● Work to do: Give the data a second time, exactly and in full.

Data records
####################

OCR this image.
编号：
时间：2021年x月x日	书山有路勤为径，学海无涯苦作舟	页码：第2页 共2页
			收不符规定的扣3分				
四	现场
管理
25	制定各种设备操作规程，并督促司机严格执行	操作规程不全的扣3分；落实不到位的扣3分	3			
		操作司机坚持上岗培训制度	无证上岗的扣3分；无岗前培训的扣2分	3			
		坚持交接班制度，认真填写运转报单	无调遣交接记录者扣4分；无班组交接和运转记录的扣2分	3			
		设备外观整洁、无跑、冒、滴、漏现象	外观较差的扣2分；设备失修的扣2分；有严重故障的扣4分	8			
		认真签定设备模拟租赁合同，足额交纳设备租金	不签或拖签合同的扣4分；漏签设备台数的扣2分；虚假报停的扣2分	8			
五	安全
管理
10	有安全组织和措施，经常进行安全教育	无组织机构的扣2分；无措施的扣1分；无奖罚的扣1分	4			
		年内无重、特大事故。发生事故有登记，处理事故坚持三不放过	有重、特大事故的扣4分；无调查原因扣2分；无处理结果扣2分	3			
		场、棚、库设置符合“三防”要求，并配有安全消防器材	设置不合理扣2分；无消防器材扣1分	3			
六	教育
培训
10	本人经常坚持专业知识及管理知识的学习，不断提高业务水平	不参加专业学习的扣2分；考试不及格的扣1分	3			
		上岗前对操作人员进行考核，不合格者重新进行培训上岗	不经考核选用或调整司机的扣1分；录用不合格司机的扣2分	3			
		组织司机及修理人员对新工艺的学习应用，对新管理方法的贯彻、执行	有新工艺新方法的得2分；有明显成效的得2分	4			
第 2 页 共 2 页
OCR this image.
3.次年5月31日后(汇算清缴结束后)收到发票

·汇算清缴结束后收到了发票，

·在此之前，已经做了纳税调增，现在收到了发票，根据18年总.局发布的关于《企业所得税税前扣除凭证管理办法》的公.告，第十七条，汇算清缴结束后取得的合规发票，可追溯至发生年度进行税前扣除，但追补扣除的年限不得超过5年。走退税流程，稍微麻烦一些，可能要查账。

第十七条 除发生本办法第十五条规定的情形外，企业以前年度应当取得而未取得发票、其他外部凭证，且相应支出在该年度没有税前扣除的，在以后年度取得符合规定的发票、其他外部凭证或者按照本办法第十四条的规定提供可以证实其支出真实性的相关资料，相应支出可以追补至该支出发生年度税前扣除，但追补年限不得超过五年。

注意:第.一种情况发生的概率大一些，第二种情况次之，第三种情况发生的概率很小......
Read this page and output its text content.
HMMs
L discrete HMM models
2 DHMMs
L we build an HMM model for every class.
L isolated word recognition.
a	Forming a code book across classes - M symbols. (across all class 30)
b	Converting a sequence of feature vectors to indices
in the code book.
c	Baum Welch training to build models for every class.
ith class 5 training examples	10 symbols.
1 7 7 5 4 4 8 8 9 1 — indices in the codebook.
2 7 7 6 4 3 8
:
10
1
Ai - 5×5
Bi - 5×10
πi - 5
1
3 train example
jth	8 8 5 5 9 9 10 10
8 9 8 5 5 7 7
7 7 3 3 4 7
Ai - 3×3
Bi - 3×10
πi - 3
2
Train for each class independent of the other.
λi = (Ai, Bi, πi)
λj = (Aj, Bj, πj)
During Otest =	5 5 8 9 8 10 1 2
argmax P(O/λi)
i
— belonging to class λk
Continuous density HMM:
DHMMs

####################

● The solution:
OCR this image.
编号：
时间：2021年x月x日	书山有路勤为径，学海无涯苦作舟	页码：第2页 共2页
			收不符规定的扣3分				
四	现场
管理
25	制定各种设备操作规程，并督促司机严格执行	操作规程不全的扣3分；落实不到位的扣3分	3			
		操作司机坚持上岗培训制度	无证上岗的扣3分；无岗前培训的扣2分	3			
		坚持交接班制度，认真填写运转报单	无调遣交接记录者扣4分；无班组交接和运转记录的扣2分	3			
		设备外观整洁、无跑、冒、滴、漏现象	外观较差的扣2分；设备失修的扣2分；有严重故障的扣4分	8			
		认真签定设备模拟租赁合同，足额交纳设备租金	不签或拖签合同的扣4分；漏签设备台数的扣2分；虚假报停的扣2分	8			
五	安全
管理
10	有安全组织和措施，经常进行安全教育	无组织机构的扣2分；无措施的扣1分；无奖罚的扣1分	4			
		年内无重、特大事故。发生事故有登记，处理事故坚持三不放过	有重、特大事故的扣4分；无调查原因扣2分；无处理结果扣2分	3			
		场、棚、库设置符合“三防”要求，并配有安全消防器材	设置不合理扣2分；无消防器材扣1分	3			
六	教育
培训
10	本人经常坚持专业知识及管理知识的学习，不断提高业务水平	不参加专业学习的扣2分；考试不及格的扣1分	3			
		上岗前对操作人员进行考核，不合格者重新进行培训上岗	不经考核选用或调整司机的扣1分；录用不合格司机的扣2分	3			
		组织司机及修理人员对新工艺的学习应用，对新管理方法的贯彻、执行	有新工艺新方法的得2分；有明显成效的得2分	4			
第 2 页 共 2 页
OCR this image.
3.次年5月31日后(汇算清缴结束后)收到发票

·汇算清缴结束后收到了发票，

·在此之前，已经做了纳税调增，现在收到了发票，根据18年总.局发布的关于《企业所得税税前扣除凭证管理办法》的公.告，第十七条，汇算清缴结束后取得的合规发票，可追溯至发生年度进行税前扣除，但追补扣除的年限不得超过5年。走退税流程，稍微麻烦一些，可能要查账。

第十七条 除发生本办法第十五条规定的情形外，企业以前年度应当取得而未取得发票、其他外部凭证，且相应支出在该年度没有税前扣除的，在以后年度取得符合规定的发票、其他外部凭证或者按照本办法第十四条的规定提供可以证实其支出真实性的相关资料，相应支出可以追补至该支出发生年度税前扣除，但追补年限不得超过五年。

注意:第.一种情况发生的概率大一些，第二种情况次之，第三种情况发生的概率很小......
Read this page and output its text content.
HMMs
L discrete HMM models
2 DHMMs
L we build an HMM model for every class.
L isolated word recognition.
a	Forming a code book across classes - M symbols. (across all class 30)
b	Converting a sequence of feature vectors to indices
in the code book.
c	Baum Welch training to build models for every class.
ith class 5 training examples	10 symbols.
1 7 7 5 4 4 8 8 9 1 — indices in the codebook.
2 7 7 6 4 3 8
:
10
1
Ai - 5×5
Bi - 5×10
πi - 5
1
3 train example
jth	8 8 5 5 9 9 10 10
8 9 8 5 5 7 7
7 7 3 3 4 7
Ai - 3×3
Bi - 3×10
πi - 3
2
Train for each class independent of the other.
λi = (Ai, Bi, πi)
λj = (Aj, Bj, πj)
During Otest =	5 5 8 9 8 10 1 2
argmax P(O/λi)
i
— belonging to class λk
Continuous density HMM:
DHMMs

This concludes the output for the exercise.